* DIRECTIONS *
Reproduce the full listing below unchanged, apart from the pictures.

* SOURCE MATERIAL *
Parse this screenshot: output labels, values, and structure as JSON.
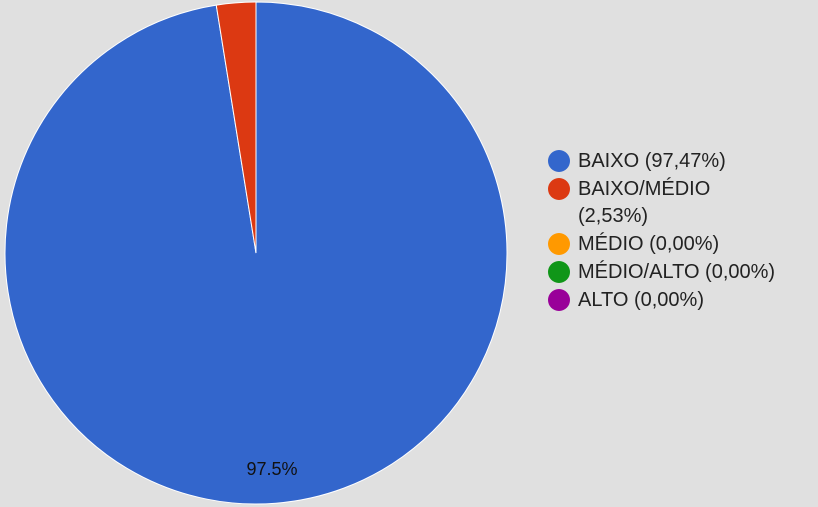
{
  "chart_data": {
    "type": "pie",
    "categories": [
      "BAIXO",
      "BAIXO/MÉDIO",
      "MÉDIO",
      "MÉDIO/ALTO",
      "ALTO"
    ],
    "values": [
      97.47,
      2.53,
      0.0,
      0.0,
      0.0
    ],
    "colors": [
      "#3366cc",
      "#dc3912",
      "#ff9900",
      "#109618",
      "#990099"
    ],
    "legend": [
      "BAIXO (97,47%)",
      "BAIXO/MÉDIO (2,53%)",
      "MÉDIO (0,00%)",
      "MÉDIO/ALTO (0,00%)",
      "ALTO (0,00%)"
    ],
    "data_labels": [
      "97.5%"
    ],
    "legend_position": "right"
  }
}
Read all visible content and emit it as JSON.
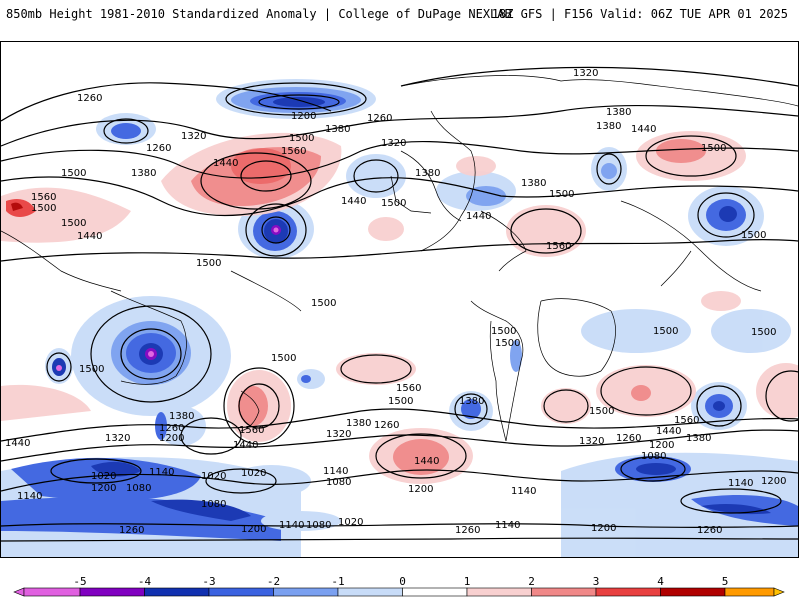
{
  "header": {
    "title": "850mb Height 1981-2010 Standardized Anomaly | College of DuPage NEXLAB",
    "valid": "18Z GFS | F156 Valid: 06Z TUE APR 01 2025"
  },
  "colorbar": {
    "ticks": [
      "-5",
      "-4",
      "-3",
      "-2",
      "-1",
      "0",
      "1",
      "2",
      "3",
      "4",
      "5"
    ],
    "colors": [
      "#e060e0",
      "#8000c0",
      "#1030b0",
      "#3a62e0",
      "#7aa0f0",
      "#c8dcf8",
      "#ffffff",
      "#f8d0d0",
      "#f08888",
      "#e84040",
      "#b00000",
      "#ff9a00",
      "#ffc000"
    ]
  },
  "contour_labels": [
    "1320",
    "1380",
    "1440",
    "1500",
    "1560",
    "1260",
    "1200",
    "1140",
    "1080",
    "1020"
  ],
  "map": {
    "contour_labels": {
      "l1320_top": "1320",
      "l1260_a": "1260",
      "l1200_a": "1200",
      "l1260_b": "1260",
      "l1320_a": "1320",
      "l1380_a": "1380",
      "l1440_a": "1440",
      "l1500_a": "1500",
      "l1560_a": "1560",
      "l1380_b": "1380",
      "l1320_b": "1320",
      "l1380_c": "1380",
      "l1440_b": "1440",
      "l1500_b": "1500",
      "l1380_d": "1380",
      "l1500_c": "1500",
      "l1560_b": "1560",
      "l1440_c": "1440",
      "l1380_e": "1380",
      "l1440_d": "1440",
      "l1500_d": "1500",
      "l1500_e": "1500",
      "l1500_f": "1500",
      "l1500_g": "1500",
      "l1500_h": "1500",
      "l1500_i": "1500",
      "l1500_j": "1500",
      "l1500_k": "1500",
      "l1560_c": "1560",
      "l1500_l": "1500",
      "l1560_d": "1560",
      "l1380_f": "1380",
      "l1260_c": "1260",
      "l1200_b": "1200",
      "l1320_c": "1320",
      "l1560_e": "1560",
      "l1440_e": "1440",
      "l1380_g": "1380",
      "l1320_d": "1320",
      "l1260_d": "1260",
      "l1380_h": "1380",
      "l1440_f": "1440",
      "l1500_m": "1500",
      "l1560_f": "1560",
      "l1440_g": "1440",
      "l1380_i": "1380",
      "l1320_e": "1320",
      "l1260_e": "1260",
      "l1200_c": "1200",
      "l1440_h": "1440",
      "l1320_f": "1320",
      "l1140_a": "1140",
      "l1080_a": "1080",
      "l1020_a": "1020",
      "l1140_b": "1140",
      "l1200_d": "1200",
      "l1140_c": "1140",
      "l1020_b": "1020",
      "l1080_b": "1080",
      "l1020_c": "1020",
      "l1140_d": "1140",
      "l1080_c": "1080",
      "l1200_e": "1200",
      "l1140_e": "1140",
      "l1080_d": "1080",
      "l1020_d": "1020",
      "l1200_f": "1200",
      "l1260_f": "1260",
      "l1140_f": "1140",
      "l1200_g": "1200",
      "l1260_g": "1260",
      "l1140_g": "1140",
      "l1200_h": "1200",
      "l1080_e": "1080",
      "l1140_h": "1140",
      "l1200_i": "1200",
      "l1260_h": "1260",
      "l1500_n": "1500",
      "l1440_i": "1440",
      "l1500_o": "1500",
      "l1200_j": "1200",
      "l1080_f": "1080"
    }
  }
}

* SOLUTION TO THE PROBLEM *
Parse this screenshot: output labels, values, and structure as JSON.
{
  "chart_data": {
    "type": "pie",
    "categories": [
      "BAIXO",
      "BAIXO/MÉDIO",
      "MÉDIO",
      "MÉDIO/ALTO",
      "ALTO"
    ],
    "values": [
      97.47,
      2.53,
      0.0,
      0.0,
      0.0
    ],
    "colors": [
      "#3366cc",
      "#dc3912",
      "#ff9900",
      "#109618",
      "#990099"
    ],
    "legend": [
      "BAIXO (97,47%)",
      "BAIXO/MÉDIO (2,53%)",
      "MÉDIO (0,00%)",
      "MÉDIO/ALTO (0,00%)",
      "ALTO (0,00%)"
    ],
    "data_labels": [
      "97.5%"
    ],
    "legend_position": "right"
  }
}
Read all visible content and emit it as JSON.
{
  "header": {
    "title": "850mb Height 1981-2010 Standardized Anomaly | College of DuPage NEXLAB",
    "valid": "18Z GFS | F156 Valid: 06Z TUE APR 01 2025"
  },
  "colorbar": {
    "ticks": [
      "-5",
      "-4",
      "-3",
      "-2",
      "-1",
      "0",
      "1",
      "2",
      "3",
      "4",
      "5"
    ],
    "colors": [
      "#e060e0",
      "#8000c0",
      "#1030b0",
      "#3a62e0",
      "#7aa0f0",
      "#c8dcf8",
      "#ffffff",
      "#f8d0d0",
      "#f08888",
      "#e84040",
      "#b00000",
      "#ff9a00",
      "#ffc000"
    ]
  },
  "contour_labels": [
    "1320",
    "1380",
    "1440",
    "1500",
    "1560",
    "1260",
    "1200",
    "1140",
    "1080",
    "1020"
  ],
  "map": {
    "contour_labels": {
      "l1320_top": "1320",
      "l1260_a": "1260",
      "l1200_a": "1200",
      "l1260_b": "1260",
      "l1320_a": "1320",
      "l1380_a": "1380",
      "l1440_a": "1440",
      "l1500_a": "1500",
      "l1560_a": "1560",
      "l1380_b": "1380",
      "l1320_b": "1320",
      "l1380_c": "1380",
      "l1440_b": "1440",
      "l1500_b": "1500",
      "l1380_d": "1380",
      "l1500_c": "1500",
      "l1560_b": "1560",
      "l1440_c": "1440",
      "l1380_e": "1380",
      "l1440_d": "1440",
      "l1500_d": "1500",
      "l1500_e": "1500",
      "l1500_f": "1500",
      "l1500_g": "1500",
      "l1500_h": "1500",
      "l1500_i": "1500",
      "l1500_j": "1500",
      "l1500_k": "1500",
      "l1560_c": "1560",
      "l1500_l": "1500",
      "l1560_d": "1560",
      "l1380_f": "1380",
      "l1260_c": "1260",
      "l1200_b": "1200",
      "l1320_c": "1320",
      "l1560_e": "1560",
      "l1440_e": "1440",
      "l1380_g": "1380",
      "l1320_d": "1320",
      "l1260_d": "1260",
      "l1380_h": "1380",
      "l1440_f": "1440",
      "l1500_m": "1500",
      "l1560_f": "1560",
      "l1440_g": "1440",
      "l1380_i": "1380",
      "l1320_e": "1320",
      "l1260_e": "1260",
      "l1200_c": "1200",
      "l1440_h": "1440",
      "l1320_f": "1320",
      "l1140_a": "1140",
      "l1080_a": "1080",
      "l1020_a": "1020",
      "l1140_b": "1140",
      "l1200_d": "1200",
      "l1140_c": "1140",
      "l1020_b": "1020",
      "l1080_b": "1080",
      "l1020_c": "1020",
      "l1140_d": "1140",
      "l1080_c": "1080",
      "l1200_e": "1200",
      "l1140_e": "1140",
      "l1080_d": "1080",
      "l1020_d": "1020",
      "l1200_f": "1200",
      "l1260_f": "1260",
      "l1140_f": "1140",
      "l1200_g": "1200",
      "l1260_g": "1260",
      "l1140_g": "1140",
      "l1200_h": "1200",
      "l1080_e": "1080",
      "l1140_h": "1140",
      "l1200_i": "1200",
      "l1260_h": "1260",
      "l1500_n": "1500",
      "l1440_i": "1440",
      "l1500_o": "1500",
      "l1200_j": "1200",
      "l1080_f": "1080"
    }
  }
}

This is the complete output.